What needs to be done »
Return the records exactly as they are.

(Dataset items)

☆ ☆ ☆ ☆ ☆

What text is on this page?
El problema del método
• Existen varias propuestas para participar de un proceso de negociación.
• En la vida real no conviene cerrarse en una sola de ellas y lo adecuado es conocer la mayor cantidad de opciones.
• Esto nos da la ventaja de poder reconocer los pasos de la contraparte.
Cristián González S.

☆ ☆ ☆ ☆ ☆

Answer to this task »
What text is on this page?
El problema del método
• Existen varias propuestas para participar de un proceso de negociación.
• En la vida real no conviene cerrarse en una sola de ellas y lo adecuado es conocer la mayor cantidad de opciones.
• Esto nos da la ventaja de poder reconocer los pasos de la contraparte.
Cristián González S.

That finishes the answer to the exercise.